Task prompt:
Locate all lines with the word "Betterhood" and copy them out.

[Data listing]
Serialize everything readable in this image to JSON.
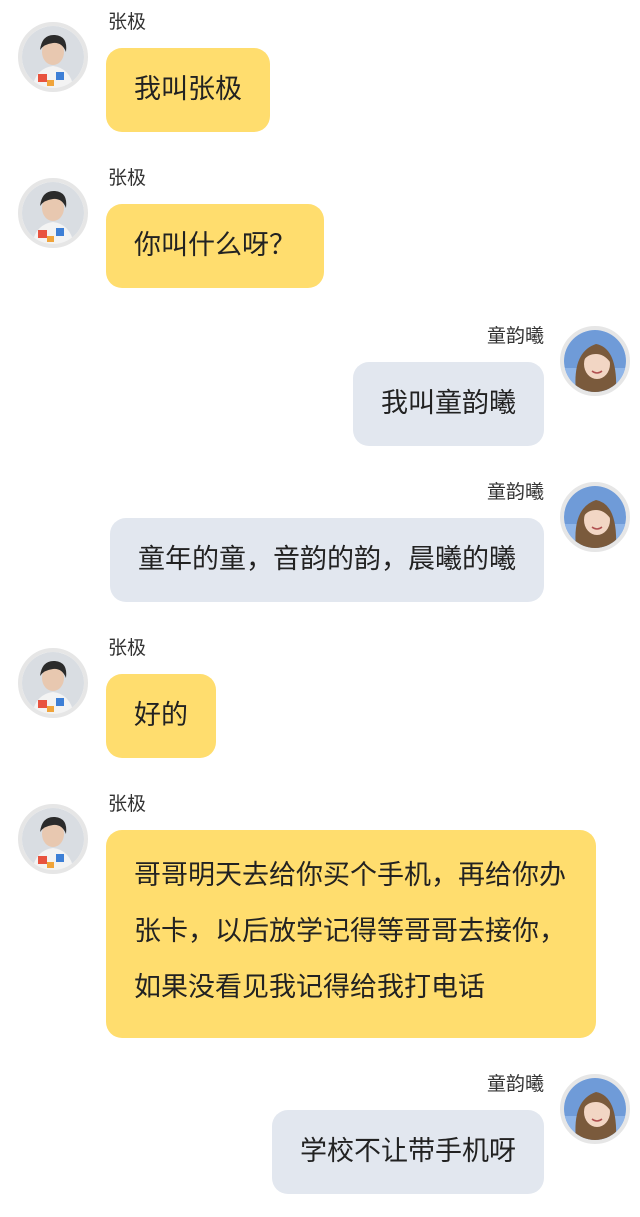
{
  "users": {
    "left": {
      "name": "张极",
      "avatar_icon": "avatar-boy-icon"
    },
    "right": {
      "name": "童韵曦",
      "avatar_icon": "avatar-girl-icon"
    }
  },
  "messages": [
    {
      "side": "left",
      "name": "张极",
      "text": "我叫张极"
    },
    {
      "side": "left",
      "name": "张极",
      "text": "你叫什么呀？"
    },
    {
      "side": "right",
      "name": "童韵曦",
      "text": "我叫童韵曦"
    },
    {
      "side": "right",
      "name": "童韵曦",
      "text": "童年的童，音韵的韵，晨曦的曦"
    },
    {
      "side": "left",
      "name": "张极",
      "text": "好的"
    },
    {
      "side": "left",
      "name": "张极",
      "lines": [
        "哥哥明天去给你买个手机，再给你办",
        "张卡，以后放学记得等哥哥去接你，",
        "如果没看见我记得给我打电话"
      ]
    },
    {
      "side": "right",
      "name": "童韵曦",
      "text": "学校不让带手机呀"
    }
  ],
  "colors": {
    "left_bubble": "#ffdd6e",
    "right_bubble": "#e2e7ef",
    "background": "#ffffff"
  }
}
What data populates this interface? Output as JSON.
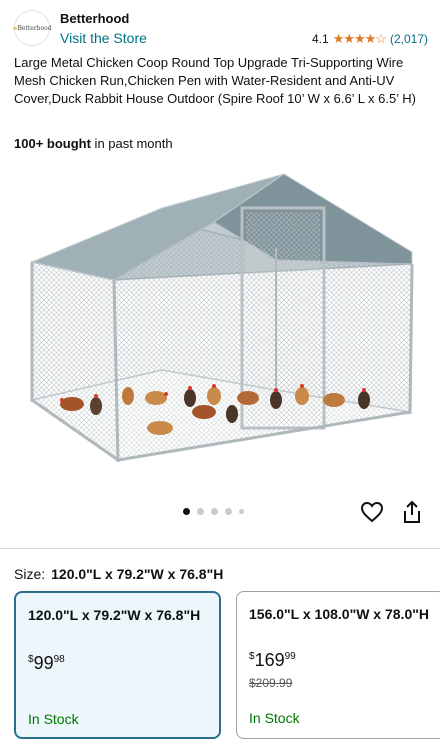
{
  "store": {
    "logo_text": "Betterhood",
    "name": "Betterhood",
    "link": "Visit the Store",
    "rating": "4.1",
    "stars": "★★★★☆",
    "rating_count": "(2,017)"
  },
  "product": {
    "title": "Large Metal Chicken Coop Round Top Upgrade Tri-Supporting Wire Mesh Chicken Run,Chicken Pen with Water-Resident and Anti-UV Cover,Duck Rabbit House Outdoor (Spire Roof 10’ W x 6.6’ L x 6.5’ H)",
    "bought_bold": "100+ bought",
    "bought_rest": " in past month"
  },
  "gallery": {
    "dots": 5,
    "active_index": 0
  },
  "icons": {
    "heart": "heart-icon",
    "share": "share-icon"
  },
  "size": {
    "label": "Size:",
    "selected_value": "120.0\"L x 79.2\"W x 76.8\"H"
  },
  "options": [
    {
      "size": "120.0\"L x 79.2\"W x 76.8\"H",
      "price_dollar": "$",
      "price_whole": "99",
      "price_fraction": "98",
      "list_price": "",
      "stock": "In Stock",
      "selected": true
    },
    {
      "size": "156.0\"L x 108.0\"W x 78.0\"H",
      "price_dollar": "$",
      "price_whole": "169",
      "price_fraction": "99",
      "list_price": "$209.99",
      "stock": "In Stock",
      "selected": false
    }
  ],
  "colors": {
    "link": "#007185",
    "star": "#de7921",
    "stock": "#007600",
    "selected_border": "#2b6f8c",
    "selected_bg": "#edf6fa",
    "roof": "#8fa0a8"
  }
}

The response:
    "logo_text": "Betterhood",
    "name": "Betterhood",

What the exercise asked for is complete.